Search the data for the string "image" and gather each line it is in.
________________
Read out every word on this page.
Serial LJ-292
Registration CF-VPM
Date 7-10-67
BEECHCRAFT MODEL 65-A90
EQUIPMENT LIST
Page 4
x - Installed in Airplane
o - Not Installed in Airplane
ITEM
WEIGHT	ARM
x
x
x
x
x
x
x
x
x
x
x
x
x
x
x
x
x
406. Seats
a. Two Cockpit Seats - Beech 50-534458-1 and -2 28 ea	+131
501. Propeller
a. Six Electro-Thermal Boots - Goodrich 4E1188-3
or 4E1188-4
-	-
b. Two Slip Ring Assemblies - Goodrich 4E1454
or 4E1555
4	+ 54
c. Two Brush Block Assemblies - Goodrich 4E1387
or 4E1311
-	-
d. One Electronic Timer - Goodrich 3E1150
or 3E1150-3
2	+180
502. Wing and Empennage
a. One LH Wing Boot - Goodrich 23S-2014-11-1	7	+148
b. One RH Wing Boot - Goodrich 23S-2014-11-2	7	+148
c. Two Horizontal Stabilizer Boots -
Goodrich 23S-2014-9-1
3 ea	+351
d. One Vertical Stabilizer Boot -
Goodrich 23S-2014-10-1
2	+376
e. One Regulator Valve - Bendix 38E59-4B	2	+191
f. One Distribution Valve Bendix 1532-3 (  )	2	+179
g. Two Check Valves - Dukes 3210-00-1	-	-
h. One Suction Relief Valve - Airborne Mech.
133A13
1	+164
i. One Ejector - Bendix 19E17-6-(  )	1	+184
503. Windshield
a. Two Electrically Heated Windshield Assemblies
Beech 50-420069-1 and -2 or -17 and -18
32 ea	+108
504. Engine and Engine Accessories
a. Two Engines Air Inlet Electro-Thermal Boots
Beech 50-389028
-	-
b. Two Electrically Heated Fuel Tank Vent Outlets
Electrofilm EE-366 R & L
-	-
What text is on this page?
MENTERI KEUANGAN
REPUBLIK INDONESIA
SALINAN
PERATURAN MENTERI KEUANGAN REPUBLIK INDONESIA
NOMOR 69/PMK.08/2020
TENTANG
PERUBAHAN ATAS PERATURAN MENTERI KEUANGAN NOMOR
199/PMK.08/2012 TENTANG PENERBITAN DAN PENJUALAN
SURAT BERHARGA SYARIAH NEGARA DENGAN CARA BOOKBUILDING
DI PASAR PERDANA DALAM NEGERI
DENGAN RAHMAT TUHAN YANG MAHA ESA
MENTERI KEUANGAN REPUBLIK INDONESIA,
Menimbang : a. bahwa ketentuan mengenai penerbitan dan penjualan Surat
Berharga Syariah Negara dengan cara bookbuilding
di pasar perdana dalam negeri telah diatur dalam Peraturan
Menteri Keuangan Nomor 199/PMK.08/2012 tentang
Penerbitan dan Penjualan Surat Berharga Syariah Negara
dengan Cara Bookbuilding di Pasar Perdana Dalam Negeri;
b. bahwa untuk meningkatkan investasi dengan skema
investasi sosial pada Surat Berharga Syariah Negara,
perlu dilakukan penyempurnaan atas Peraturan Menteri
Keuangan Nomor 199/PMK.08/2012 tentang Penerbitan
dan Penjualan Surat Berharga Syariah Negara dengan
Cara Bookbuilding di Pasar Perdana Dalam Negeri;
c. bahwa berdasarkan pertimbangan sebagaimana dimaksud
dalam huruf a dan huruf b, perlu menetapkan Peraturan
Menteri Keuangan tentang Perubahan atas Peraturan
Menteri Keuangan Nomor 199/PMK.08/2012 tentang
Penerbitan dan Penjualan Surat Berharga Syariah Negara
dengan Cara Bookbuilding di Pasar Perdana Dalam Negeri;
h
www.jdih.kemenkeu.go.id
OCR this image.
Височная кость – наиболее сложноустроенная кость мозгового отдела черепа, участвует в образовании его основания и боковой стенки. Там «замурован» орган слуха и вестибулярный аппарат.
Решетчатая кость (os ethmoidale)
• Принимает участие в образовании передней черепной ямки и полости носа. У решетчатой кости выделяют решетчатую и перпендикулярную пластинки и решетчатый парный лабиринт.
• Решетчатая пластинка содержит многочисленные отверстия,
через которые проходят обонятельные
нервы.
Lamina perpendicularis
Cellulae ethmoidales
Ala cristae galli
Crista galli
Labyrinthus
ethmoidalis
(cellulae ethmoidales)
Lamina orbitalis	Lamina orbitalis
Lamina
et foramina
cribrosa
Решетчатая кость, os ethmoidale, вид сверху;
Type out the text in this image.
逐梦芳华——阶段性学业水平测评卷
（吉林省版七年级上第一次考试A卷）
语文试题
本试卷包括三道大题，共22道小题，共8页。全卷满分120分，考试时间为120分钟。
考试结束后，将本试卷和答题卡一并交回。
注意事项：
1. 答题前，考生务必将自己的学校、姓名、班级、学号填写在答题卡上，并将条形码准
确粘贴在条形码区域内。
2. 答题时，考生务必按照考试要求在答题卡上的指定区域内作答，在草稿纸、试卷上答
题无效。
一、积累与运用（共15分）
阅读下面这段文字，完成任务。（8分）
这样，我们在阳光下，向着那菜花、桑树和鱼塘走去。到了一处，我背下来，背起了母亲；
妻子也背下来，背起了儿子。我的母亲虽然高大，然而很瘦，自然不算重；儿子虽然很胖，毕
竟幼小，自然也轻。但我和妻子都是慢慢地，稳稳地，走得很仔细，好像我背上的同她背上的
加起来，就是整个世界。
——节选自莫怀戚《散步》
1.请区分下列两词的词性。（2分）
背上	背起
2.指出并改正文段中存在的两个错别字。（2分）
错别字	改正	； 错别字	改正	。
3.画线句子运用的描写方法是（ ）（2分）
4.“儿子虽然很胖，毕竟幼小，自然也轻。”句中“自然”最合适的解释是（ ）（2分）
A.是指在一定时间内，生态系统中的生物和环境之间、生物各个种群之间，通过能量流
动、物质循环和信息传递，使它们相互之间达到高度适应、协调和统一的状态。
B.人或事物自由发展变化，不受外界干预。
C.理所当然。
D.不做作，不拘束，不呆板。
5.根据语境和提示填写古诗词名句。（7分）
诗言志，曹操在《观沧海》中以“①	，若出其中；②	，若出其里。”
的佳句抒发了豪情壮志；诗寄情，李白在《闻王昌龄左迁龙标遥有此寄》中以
________________
### SOLUTION TO THE PROBLEM
OCR this image.
Type out the text in this image.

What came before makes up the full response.